• **WHAT YOU ARE ASKED TO DO**:
The entries below contain pictures. Retype everything except those pictures, exactly as given.

• **ITEMS**:
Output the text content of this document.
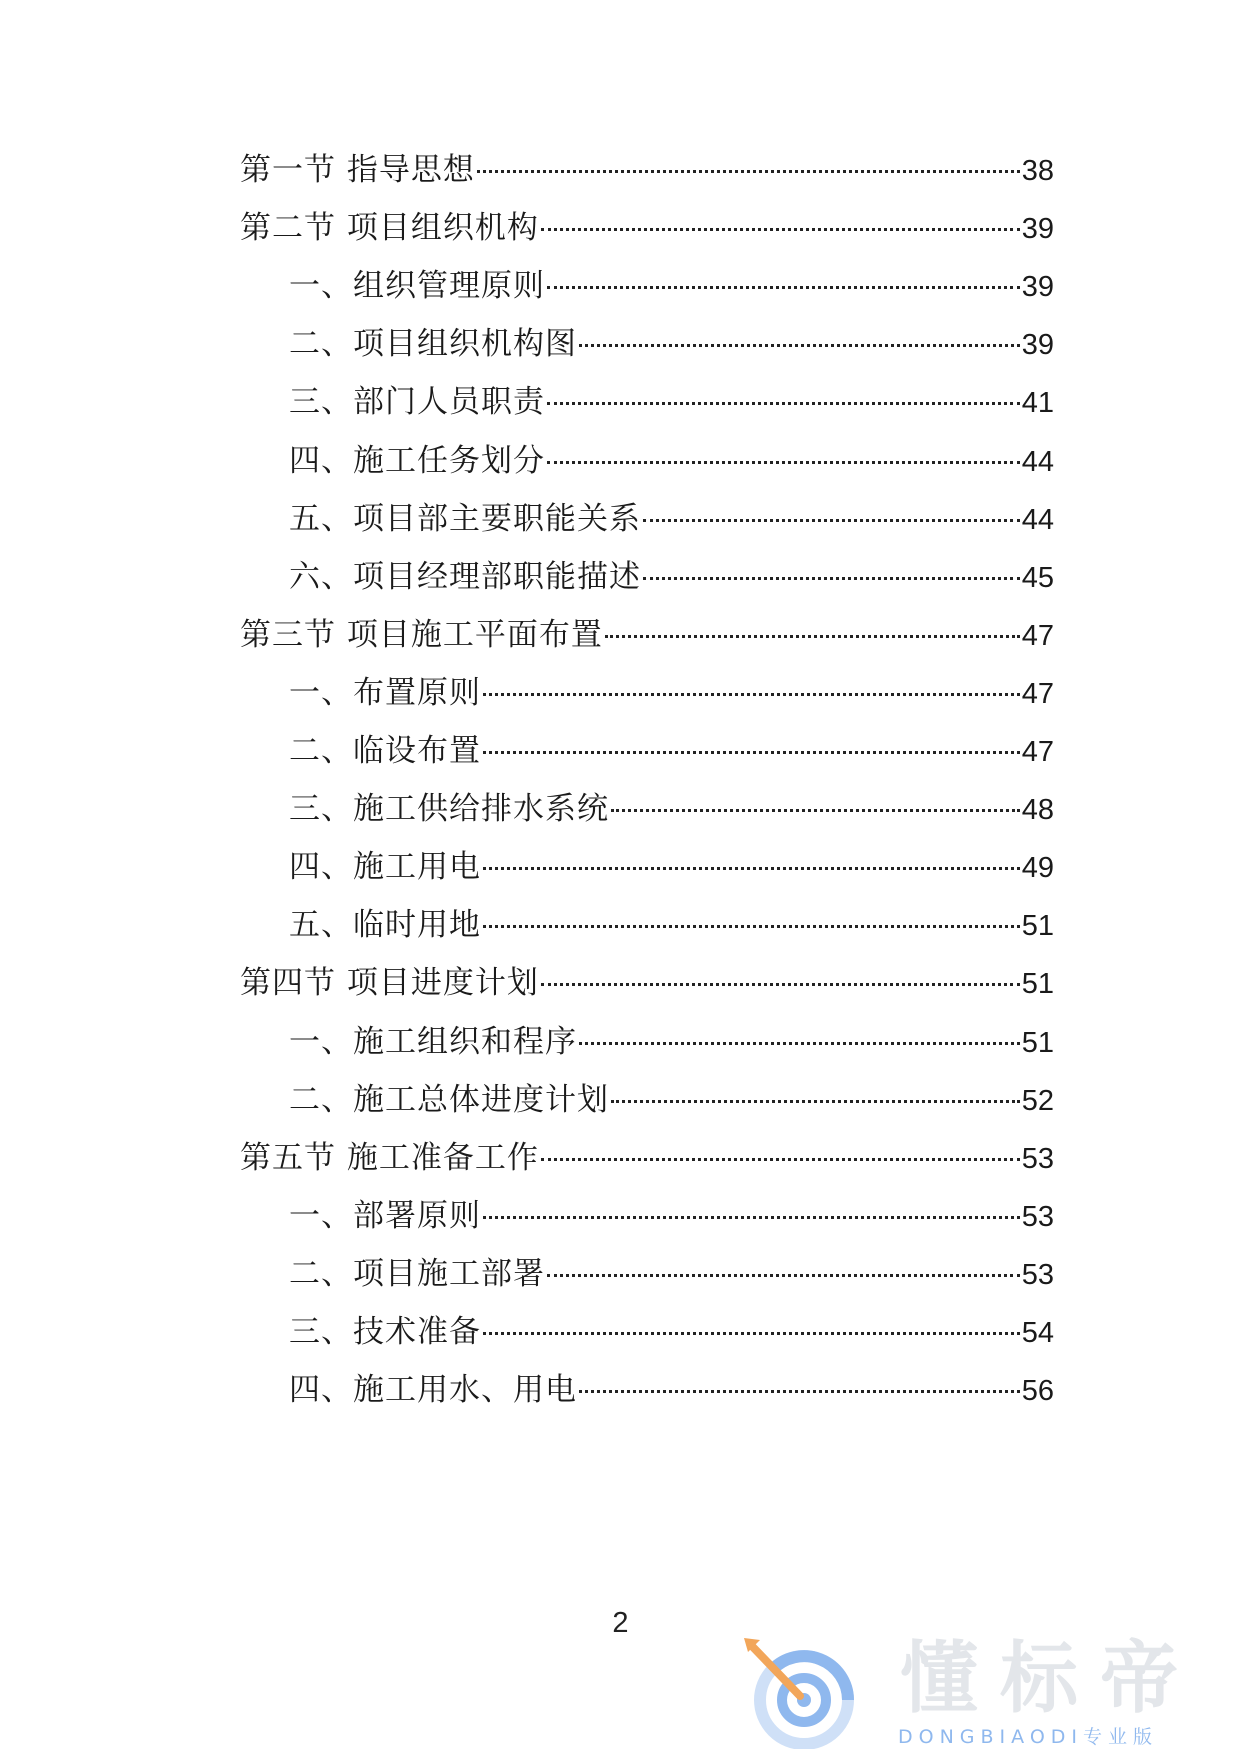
第一节 指导思想	38
第二节 项目组织机构	39
一、组织管理原则	39
二、项目组织机构图	39
三、部门人员职责	41
四、施工任务划分	44
五、项目部主要职能关系	44
六、项目经理部职能描述	45
第三节 项目施工平面布置	47
一、布置原则	47
二、临设布置	47
三、施工供给排水系统	48
四、施工用电	49
五、临时用地	51
第四节 项目进度计划	51
一、施工组织和程序	51
二、施工总体进度计划	52
第五节 施工准备工作	53
一、部署原则	53
二、项目施工部署	53
三、技术准备	54
四、施工用水、用电	56
2
懂标帝
DONGBIAODI专业版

• **RESPONSE TO THIS TASK**:
Output the text content of this document.
第一节 指导思想	38
第二节 项目组织机构	39
一、组织管理原则	39
二、项目组织机构图	39
三、部门人员职责	41
四、施工任务划分	44
五、项目部主要职能关系	44
六、项目经理部职能描述	45
第三节 项目施工平面布置	47
一、布置原则	47
二、临设布置	47
三、施工供给排水系统	48
四、施工用电	49
五、临时用地	51
第四节 项目进度计划	51
一、施工组织和程序	51
二、施工总体进度计划	52
第五节 施工准备工作	53
一、部署原则	53
二、项目施工部署	53
三、技术准备	54
四、施工用水、用电	56
2
懂标帝
DONGBIAODI专业版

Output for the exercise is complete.